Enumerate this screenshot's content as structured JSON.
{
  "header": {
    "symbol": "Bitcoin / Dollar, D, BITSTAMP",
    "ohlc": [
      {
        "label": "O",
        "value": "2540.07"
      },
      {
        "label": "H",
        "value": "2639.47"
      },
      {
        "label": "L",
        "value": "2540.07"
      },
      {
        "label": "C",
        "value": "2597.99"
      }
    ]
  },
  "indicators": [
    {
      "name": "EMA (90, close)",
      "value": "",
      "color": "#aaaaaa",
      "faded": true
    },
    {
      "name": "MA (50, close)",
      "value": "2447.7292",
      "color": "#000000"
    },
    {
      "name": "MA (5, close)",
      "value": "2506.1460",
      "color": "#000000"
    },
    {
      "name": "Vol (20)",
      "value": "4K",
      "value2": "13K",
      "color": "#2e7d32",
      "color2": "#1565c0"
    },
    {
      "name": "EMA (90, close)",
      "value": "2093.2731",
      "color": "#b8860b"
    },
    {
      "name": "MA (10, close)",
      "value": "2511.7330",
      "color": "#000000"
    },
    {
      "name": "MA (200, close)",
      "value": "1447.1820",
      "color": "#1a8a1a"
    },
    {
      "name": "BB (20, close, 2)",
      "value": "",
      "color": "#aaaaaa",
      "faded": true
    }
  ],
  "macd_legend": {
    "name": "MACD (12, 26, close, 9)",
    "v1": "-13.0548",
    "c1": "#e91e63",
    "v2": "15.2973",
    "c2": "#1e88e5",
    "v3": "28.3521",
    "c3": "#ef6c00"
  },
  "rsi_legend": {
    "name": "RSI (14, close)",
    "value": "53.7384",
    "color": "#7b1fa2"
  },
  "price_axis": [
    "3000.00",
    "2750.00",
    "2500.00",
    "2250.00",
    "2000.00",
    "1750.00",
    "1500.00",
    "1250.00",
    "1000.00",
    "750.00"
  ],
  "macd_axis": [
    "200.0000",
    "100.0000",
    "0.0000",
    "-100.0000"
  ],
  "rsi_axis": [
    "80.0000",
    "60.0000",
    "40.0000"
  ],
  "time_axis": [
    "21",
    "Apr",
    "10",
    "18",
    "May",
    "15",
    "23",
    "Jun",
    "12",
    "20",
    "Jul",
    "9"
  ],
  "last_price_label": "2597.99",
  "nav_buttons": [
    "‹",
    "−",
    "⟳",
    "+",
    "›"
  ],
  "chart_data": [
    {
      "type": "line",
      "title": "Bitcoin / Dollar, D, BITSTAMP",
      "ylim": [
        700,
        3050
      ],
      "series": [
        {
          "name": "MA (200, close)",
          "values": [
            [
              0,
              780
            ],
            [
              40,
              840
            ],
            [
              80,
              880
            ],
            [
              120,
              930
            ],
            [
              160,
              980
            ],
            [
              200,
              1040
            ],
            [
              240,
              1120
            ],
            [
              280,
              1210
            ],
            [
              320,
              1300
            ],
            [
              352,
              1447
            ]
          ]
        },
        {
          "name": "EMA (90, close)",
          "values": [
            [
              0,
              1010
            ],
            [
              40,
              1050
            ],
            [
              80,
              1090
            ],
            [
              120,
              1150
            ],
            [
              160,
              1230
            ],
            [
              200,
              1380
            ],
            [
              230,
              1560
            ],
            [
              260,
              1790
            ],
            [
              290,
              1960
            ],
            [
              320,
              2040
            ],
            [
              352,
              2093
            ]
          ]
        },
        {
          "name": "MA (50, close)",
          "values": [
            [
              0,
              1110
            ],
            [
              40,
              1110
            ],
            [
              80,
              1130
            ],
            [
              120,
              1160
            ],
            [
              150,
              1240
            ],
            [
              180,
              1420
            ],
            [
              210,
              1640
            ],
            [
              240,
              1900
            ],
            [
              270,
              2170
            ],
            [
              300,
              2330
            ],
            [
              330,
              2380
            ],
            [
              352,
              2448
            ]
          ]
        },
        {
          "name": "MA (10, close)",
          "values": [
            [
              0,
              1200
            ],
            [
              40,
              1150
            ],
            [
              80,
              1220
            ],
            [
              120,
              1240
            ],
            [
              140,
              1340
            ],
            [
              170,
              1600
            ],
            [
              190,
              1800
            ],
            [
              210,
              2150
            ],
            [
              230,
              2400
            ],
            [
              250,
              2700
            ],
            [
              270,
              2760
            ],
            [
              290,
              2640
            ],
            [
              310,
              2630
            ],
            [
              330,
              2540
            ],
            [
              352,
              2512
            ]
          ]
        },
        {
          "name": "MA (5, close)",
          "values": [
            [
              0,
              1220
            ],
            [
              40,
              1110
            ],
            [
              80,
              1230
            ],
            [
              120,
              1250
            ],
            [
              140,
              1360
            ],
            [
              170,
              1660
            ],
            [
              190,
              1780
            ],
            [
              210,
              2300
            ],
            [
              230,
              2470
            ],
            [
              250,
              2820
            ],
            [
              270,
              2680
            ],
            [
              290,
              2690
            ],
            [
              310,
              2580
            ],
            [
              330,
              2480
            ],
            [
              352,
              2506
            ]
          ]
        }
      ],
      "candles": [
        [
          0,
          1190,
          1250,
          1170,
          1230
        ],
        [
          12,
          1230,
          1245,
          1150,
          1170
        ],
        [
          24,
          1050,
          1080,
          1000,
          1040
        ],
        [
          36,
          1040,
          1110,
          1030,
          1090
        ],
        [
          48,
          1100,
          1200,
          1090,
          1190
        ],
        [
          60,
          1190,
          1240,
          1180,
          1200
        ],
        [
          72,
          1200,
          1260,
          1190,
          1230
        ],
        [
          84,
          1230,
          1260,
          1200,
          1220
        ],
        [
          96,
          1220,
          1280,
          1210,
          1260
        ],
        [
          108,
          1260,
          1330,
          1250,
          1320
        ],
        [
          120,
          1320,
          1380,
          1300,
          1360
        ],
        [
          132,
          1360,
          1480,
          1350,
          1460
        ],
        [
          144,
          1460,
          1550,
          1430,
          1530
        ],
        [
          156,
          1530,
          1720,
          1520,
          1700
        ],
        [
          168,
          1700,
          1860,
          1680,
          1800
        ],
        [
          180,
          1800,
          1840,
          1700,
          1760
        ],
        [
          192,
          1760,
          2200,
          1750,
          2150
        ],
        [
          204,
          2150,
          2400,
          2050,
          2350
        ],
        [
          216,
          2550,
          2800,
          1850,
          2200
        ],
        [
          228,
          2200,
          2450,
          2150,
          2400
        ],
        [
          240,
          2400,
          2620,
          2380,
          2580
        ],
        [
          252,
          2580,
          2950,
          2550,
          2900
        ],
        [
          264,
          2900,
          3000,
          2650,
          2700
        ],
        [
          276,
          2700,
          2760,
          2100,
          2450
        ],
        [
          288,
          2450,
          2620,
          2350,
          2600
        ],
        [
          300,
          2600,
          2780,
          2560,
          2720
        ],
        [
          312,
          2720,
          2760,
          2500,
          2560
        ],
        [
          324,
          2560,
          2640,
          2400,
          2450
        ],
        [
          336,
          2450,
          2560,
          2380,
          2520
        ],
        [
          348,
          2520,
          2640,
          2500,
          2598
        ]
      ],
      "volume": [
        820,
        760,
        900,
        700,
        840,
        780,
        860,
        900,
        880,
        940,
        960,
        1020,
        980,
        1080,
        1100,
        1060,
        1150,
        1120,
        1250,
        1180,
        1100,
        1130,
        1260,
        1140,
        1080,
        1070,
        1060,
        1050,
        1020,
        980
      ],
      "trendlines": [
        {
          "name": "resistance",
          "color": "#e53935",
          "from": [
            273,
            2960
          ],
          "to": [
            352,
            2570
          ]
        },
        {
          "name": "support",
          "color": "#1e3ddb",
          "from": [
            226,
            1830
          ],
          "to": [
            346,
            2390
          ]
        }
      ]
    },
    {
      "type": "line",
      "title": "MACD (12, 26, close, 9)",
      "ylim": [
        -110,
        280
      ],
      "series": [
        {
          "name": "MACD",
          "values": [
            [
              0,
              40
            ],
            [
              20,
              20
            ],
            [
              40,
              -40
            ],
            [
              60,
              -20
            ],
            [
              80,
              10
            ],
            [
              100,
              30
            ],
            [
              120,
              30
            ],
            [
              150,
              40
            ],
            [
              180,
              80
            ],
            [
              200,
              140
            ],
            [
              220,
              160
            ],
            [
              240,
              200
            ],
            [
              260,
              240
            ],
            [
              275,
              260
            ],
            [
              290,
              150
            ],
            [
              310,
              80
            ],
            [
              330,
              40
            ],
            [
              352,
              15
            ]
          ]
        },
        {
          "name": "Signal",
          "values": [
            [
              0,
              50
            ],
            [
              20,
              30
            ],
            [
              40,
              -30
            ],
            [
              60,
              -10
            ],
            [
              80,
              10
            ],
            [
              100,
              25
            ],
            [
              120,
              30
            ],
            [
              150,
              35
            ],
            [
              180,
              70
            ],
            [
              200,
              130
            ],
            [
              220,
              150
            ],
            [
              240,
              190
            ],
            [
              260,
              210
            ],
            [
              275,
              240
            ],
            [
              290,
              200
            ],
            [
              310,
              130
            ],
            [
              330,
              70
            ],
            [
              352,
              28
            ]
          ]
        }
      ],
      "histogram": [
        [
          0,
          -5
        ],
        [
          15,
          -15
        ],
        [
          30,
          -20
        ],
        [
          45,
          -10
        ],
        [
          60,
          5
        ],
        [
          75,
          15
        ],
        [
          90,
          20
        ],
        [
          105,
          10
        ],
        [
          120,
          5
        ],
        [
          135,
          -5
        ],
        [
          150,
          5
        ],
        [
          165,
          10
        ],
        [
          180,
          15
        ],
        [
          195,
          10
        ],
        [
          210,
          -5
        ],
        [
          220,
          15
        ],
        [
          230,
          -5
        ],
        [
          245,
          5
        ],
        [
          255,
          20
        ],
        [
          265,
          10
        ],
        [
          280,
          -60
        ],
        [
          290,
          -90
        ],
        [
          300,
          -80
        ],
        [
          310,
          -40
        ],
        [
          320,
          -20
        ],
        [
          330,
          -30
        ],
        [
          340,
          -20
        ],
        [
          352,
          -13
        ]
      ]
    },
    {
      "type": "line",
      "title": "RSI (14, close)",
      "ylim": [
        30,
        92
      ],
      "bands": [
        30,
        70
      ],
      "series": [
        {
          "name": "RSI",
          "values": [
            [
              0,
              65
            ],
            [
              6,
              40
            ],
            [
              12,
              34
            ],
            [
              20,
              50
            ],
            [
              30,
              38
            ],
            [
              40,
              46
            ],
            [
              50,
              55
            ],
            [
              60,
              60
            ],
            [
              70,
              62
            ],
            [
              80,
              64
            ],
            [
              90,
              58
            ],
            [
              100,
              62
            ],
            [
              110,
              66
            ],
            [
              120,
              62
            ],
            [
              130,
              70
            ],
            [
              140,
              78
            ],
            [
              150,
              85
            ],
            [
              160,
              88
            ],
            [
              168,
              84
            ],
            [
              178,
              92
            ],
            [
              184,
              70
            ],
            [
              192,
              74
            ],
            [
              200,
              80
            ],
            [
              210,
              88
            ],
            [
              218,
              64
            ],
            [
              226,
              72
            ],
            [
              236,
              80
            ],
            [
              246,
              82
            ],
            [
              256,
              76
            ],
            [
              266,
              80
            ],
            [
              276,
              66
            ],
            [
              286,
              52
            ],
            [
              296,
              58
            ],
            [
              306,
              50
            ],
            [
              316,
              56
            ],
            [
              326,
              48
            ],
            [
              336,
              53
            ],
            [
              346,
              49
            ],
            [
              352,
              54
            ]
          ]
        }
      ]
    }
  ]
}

• • •

• _TASK_
How many lines in the records above hold the word "Bitcoin"? Give only the number.

• _REPLY TO THE TASK_
2